(Image-based layout entries)
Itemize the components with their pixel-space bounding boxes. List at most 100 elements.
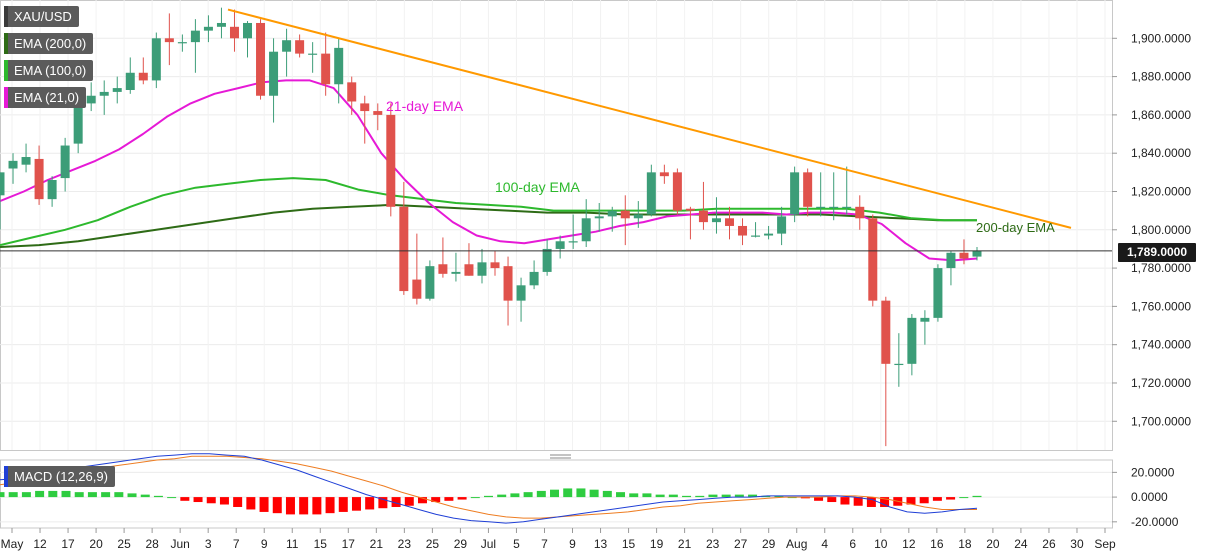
macd-histogram-bar bbox=[338, 497, 348, 512]
macd-histogram-bar bbox=[853, 497, 863, 506]
candle-bullish bbox=[633, 214, 643, 219]
macd-histogram-bar bbox=[576, 488, 586, 498]
macd-histogram-bar bbox=[470, 497, 480, 499]
candle-bullish bbox=[190, 30, 200, 43]
y-tick-label: 1,800.0000 bbox=[1131, 223, 1191, 237]
macd-histogram-bar bbox=[523, 492, 533, 498]
candle-bullish bbox=[47, 180, 57, 200]
candle-bullish bbox=[581, 218, 591, 242]
x-tick-label: 23 bbox=[706, 537, 720, 551]
candle-bullish bbox=[216, 22, 226, 27]
macd-histogram-bar bbox=[774, 495, 784, 498]
ema21-line bbox=[0, 79, 978, 262]
candle-bearish bbox=[881, 300, 891, 364]
macd-histogram-bar bbox=[285, 497, 295, 515]
x-tick-label: 5 bbox=[513, 537, 520, 551]
candle-bearish bbox=[399, 206, 409, 292]
macd-histogram-bar bbox=[906, 497, 916, 505]
y-tick-label: 1,740.0000 bbox=[1131, 338, 1191, 352]
candle-bullish bbox=[99, 91, 109, 96]
macd-histogram-bar bbox=[0, 492, 5, 498]
x-tick-label: 17 bbox=[342, 537, 356, 551]
x-tick-label: Jun bbox=[170, 537, 189, 551]
candle-bullish bbox=[594, 216, 604, 219]
macd-histogram-bar bbox=[642, 493, 652, 498]
candle-bearish bbox=[698, 210, 708, 223]
x-tick-label: May bbox=[1, 537, 24, 551]
macd-histogram-bar bbox=[233, 497, 243, 507]
candle-bullish bbox=[177, 42, 187, 44]
candle-bullish bbox=[542, 248, 552, 272]
macd-histogram-bar bbox=[140, 494, 150, 498]
y-tick-label: 1,900.0000 bbox=[1131, 31, 1191, 45]
macd-histogram-bar bbox=[655, 494, 665, 498]
candle-bullish bbox=[764, 233, 774, 236]
candle-bullish bbox=[972, 250, 982, 257]
candle-bearish bbox=[438, 264, 448, 274]
macd-histogram-bar bbox=[365, 497, 375, 510]
candle-bullish bbox=[829, 206, 839, 209]
candle-bullish bbox=[555, 241, 565, 249]
x-tick-label: 30 bbox=[1070, 537, 1084, 551]
candle-bearish bbox=[490, 262, 500, 269]
macd-histogram-bar bbox=[74, 492, 84, 498]
macd-histogram-bar bbox=[312, 497, 322, 515]
macd-histogram-bar bbox=[417, 497, 427, 504]
macd-histogram-bar bbox=[682, 495, 692, 498]
macd-histogram-bar bbox=[180, 497, 190, 501]
x-tick-label: 27 bbox=[734, 537, 748, 551]
macd-histogram-bar bbox=[734, 494, 744, 498]
macd-histogram-bar bbox=[840, 497, 850, 505]
macd-histogram-bar bbox=[946, 497, 956, 500]
x-tick-label: 29 bbox=[762, 537, 776, 551]
macd-histogram-bar bbox=[708, 494, 718, 498]
x-tick-label: 15 bbox=[622, 537, 636, 551]
macd-y-tick-label: -20.0000 bbox=[1131, 515, 1179, 529]
candle-bullish bbox=[60, 145, 70, 179]
candle-bearish bbox=[256, 22, 266, 96]
x-tick-label: 28 bbox=[145, 537, 159, 551]
y-tick-label: 1,880.0000 bbox=[1131, 70, 1191, 84]
macd-histogram-bar bbox=[35, 490, 45, 498]
x-tick-label: 26 bbox=[1042, 537, 1056, 551]
macd-histogram-bar bbox=[932, 497, 942, 501]
x-tick-label: 4 bbox=[821, 537, 828, 551]
macd-histogram-bar bbox=[536, 490, 546, 498]
macd-histogram-bar bbox=[510, 493, 520, 498]
x-tick-label: 20 bbox=[986, 537, 1000, 551]
x-tick-label: 7 bbox=[541, 537, 548, 551]
ema100-annotation: 100-day EMA bbox=[495, 179, 580, 195]
y-tick-label: 1,760.0000 bbox=[1131, 299, 1191, 313]
macd-histogram-bar bbox=[21, 492, 31, 498]
macd-y-tick-label: 20.0000 bbox=[1131, 465, 1175, 479]
macd-histogram-bar bbox=[748, 494, 758, 498]
candle-bullish bbox=[125, 72, 135, 90]
candle-bearish bbox=[295, 40, 305, 54]
y-tick-label: 1,820.0000 bbox=[1131, 184, 1191, 198]
candle-bullish bbox=[842, 206, 852, 209]
macd-histogram-bar bbox=[814, 497, 824, 501]
macd-histogram-bar bbox=[444, 497, 454, 501]
y-tick-label: 1,840.0000 bbox=[1131, 146, 1191, 160]
macd-histogram-bar bbox=[325, 497, 335, 514]
macd-histogram-bar bbox=[404, 497, 414, 506]
macd-histogram-bar bbox=[167, 497, 177, 499]
macd-histogram-bar bbox=[48, 490, 58, 498]
x-tick-label: Aug bbox=[786, 537, 807, 551]
candle-bullish bbox=[0, 172, 5, 196]
candle-bullish bbox=[777, 216, 787, 234]
candle-bearish bbox=[868, 218, 878, 301]
candle-bearish bbox=[959, 252, 969, 259]
candle-bullish bbox=[516, 285, 526, 301]
ema200-annotation: 200-day EMA bbox=[976, 220, 1055, 235]
macd-line bbox=[0, 453, 978, 524]
candle-bullish bbox=[86, 95, 96, 104]
macd-histogram-bar bbox=[378, 497, 388, 509]
candle-bullish bbox=[816, 206, 826, 209]
x-tick-label: 12 bbox=[902, 537, 916, 551]
macd-histogram-bar bbox=[8, 492, 18, 498]
candle-bullish bbox=[894, 363, 904, 366]
macd-histogram-bar bbox=[563, 488, 573, 498]
candle-bullish bbox=[933, 268, 943, 318]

**What this task involves:** Retype every item above line for line, leaving out the pictures.

**Response:**
Itemize the components with their pixel-space bounding boxes. List at most 100 elements.
macd-histogram-bar bbox=[338, 497, 348, 512]
macd-histogram-bar bbox=[853, 497, 863, 506]
candle-bullish bbox=[633, 214, 643, 219]
macd-histogram-bar bbox=[576, 488, 586, 498]
macd-histogram-bar bbox=[470, 497, 480, 499]
candle-bullish bbox=[190, 30, 200, 43]
y-tick-label: 1,800.0000 bbox=[1131, 223, 1191, 237]
macd-histogram-bar bbox=[523, 492, 533, 498]
candle-bullish bbox=[47, 180, 57, 200]
candle-bullish bbox=[581, 218, 591, 242]
x-tick-label: 23 bbox=[706, 537, 720, 551]
candle-bullish bbox=[216, 22, 226, 27]
macd-histogram-bar bbox=[774, 495, 784, 498]
ema21-line bbox=[0, 79, 978, 262]
candle-bearish bbox=[881, 300, 891, 364]
macd-histogram-bar bbox=[285, 497, 295, 515]
x-tick-label: 5 bbox=[513, 537, 520, 551]
candle-bearish bbox=[399, 206, 409, 292]
macd-histogram-bar bbox=[906, 497, 916, 505]
y-tick-label: 1,740.0000 bbox=[1131, 338, 1191, 352]
candle-bullish bbox=[99, 91, 109, 96]
macd-histogram-bar bbox=[0, 492, 5, 498]
x-tick-label: 17 bbox=[342, 537, 356, 551]
x-tick-label: Jun bbox=[170, 537, 189, 551]
candle-bullish bbox=[594, 216, 604, 219]
macd-histogram-bar bbox=[642, 493, 652, 498]
candle-bearish bbox=[698, 210, 708, 223]
x-tick-label: May bbox=[1, 537, 24, 551]
macd-histogram-bar bbox=[233, 497, 243, 507]
candle-bullish bbox=[177, 42, 187, 44]
candle-bullish bbox=[542, 248, 552, 272]
macd-histogram-bar bbox=[140, 494, 150, 498]
y-tick-label: 1,900.0000 bbox=[1131, 31, 1191, 45]
macd-histogram-bar bbox=[655, 494, 665, 498]
candle-bullish bbox=[764, 233, 774, 236]
candle-bullish bbox=[972, 250, 982, 257]
candle-bearish bbox=[438, 264, 448, 274]
macd-histogram-bar bbox=[365, 497, 375, 510]
candle-bullish bbox=[829, 206, 839, 209]
candle-bullish bbox=[555, 241, 565, 249]
x-tick-label: 30 bbox=[1070, 537, 1084, 551]
candle-bearish bbox=[490, 262, 500, 269]
macd-histogram-bar bbox=[74, 492, 84, 498]
macd-histogram-bar bbox=[312, 497, 322, 515]
macd-histogram-bar bbox=[417, 497, 427, 504]
macd-histogram-bar bbox=[682, 495, 692, 498]
macd-histogram-bar bbox=[180, 497, 190, 501]
x-tick-label: 27 bbox=[734, 537, 748, 551]
macd-histogram-bar bbox=[734, 494, 744, 498]
macd-histogram-bar bbox=[840, 497, 850, 505]
macd-histogram-bar bbox=[946, 497, 956, 500]
x-tick-label: 29 bbox=[762, 537, 776, 551]
macd-histogram-bar bbox=[708, 494, 718, 498]
x-tick-label: 15 bbox=[622, 537, 636, 551]
macd-y-tick-label: -20.0000 bbox=[1131, 515, 1179, 529]
candle-bullish bbox=[60, 145, 70, 179]
candle-bearish bbox=[256, 22, 266, 96]
x-tick-label: 28 bbox=[145, 537, 159, 551]
y-tick-label: 1,880.0000 bbox=[1131, 70, 1191, 84]
macd-histogram-bar bbox=[35, 490, 45, 498]
x-tick-label: 26 bbox=[1042, 537, 1056, 551]
macd-histogram-bar bbox=[932, 497, 942, 501]
x-tick-label: 4 bbox=[821, 537, 828, 551]
macd-histogram-bar bbox=[536, 490, 546, 498]
macd-histogram-bar bbox=[510, 493, 520, 498]
x-tick-label: 20 bbox=[986, 537, 1000, 551]
x-tick-label: 7 bbox=[541, 537, 548, 551]
ema100-annotation: 100-day EMA bbox=[495, 179, 580, 195]
y-tick-label: 1,760.0000 bbox=[1131, 299, 1191, 313]
macd-histogram-bar bbox=[21, 492, 31, 498]
macd-y-tick-label: 20.0000 bbox=[1131, 465, 1175, 479]
macd-histogram-bar bbox=[748, 494, 758, 498]
candle-bullish bbox=[125, 72, 135, 90]
candle-bearish bbox=[295, 40, 305, 54]
y-tick-label: 1,820.0000 bbox=[1131, 184, 1191, 198]
candle-bullish bbox=[842, 206, 852, 209]
macd-histogram-bar bbox=[814, 497, 824, 501]
macd-histogram-bar bbox=[444, 497, 454, 501]
y-tick-label: 1,840.0000 bbox=[1131, 146, 1191, 160]
macd-histogram-bar bbox=[325, 497, 335, 514]
macd-histogram-bar bbox=[404, 497, 414, 506]
macd-histogram-bar bbox=[167, 497, 177, 499]
macd-histogram-bar bbox=[48, 490, 58, 498]
x-tick-label: Aug bbox=[786, 537, 807, 551]
candle-bullish bbox=[0, 172, 5, 196]
candle-bullish bbox=[777, 216, 787, 234]
candle-bearish bbox=[868, 218, 878, 301]
candle-bearish bbox=[959, 252, 969, 259]
candle-bullish bbox=[516, 285, 526, 301]
ema200-annotation: 200-day EMA bbox=[976, 220, 1055, 235]
macd-line bbox=[0, 453, 978, 524]
candle-bullish bbox=[86, 95, 96, 104]
macd-histogram-bar bbox=[378, 497, 388, 509]
candle-bullish bbox=[816, 206, 826, 209]
x-tick-label: 12 bbox=[902, 537, 916, 551]
macd-histogram-bar bbox=[8, 492, 18, 498]
candle-bullish bbox=[894, 363, 904, 366]
macd-histogram-bar bbox=[563, 488, 573, 498]
candle-bullish bbox=[933, 268, 943, 318]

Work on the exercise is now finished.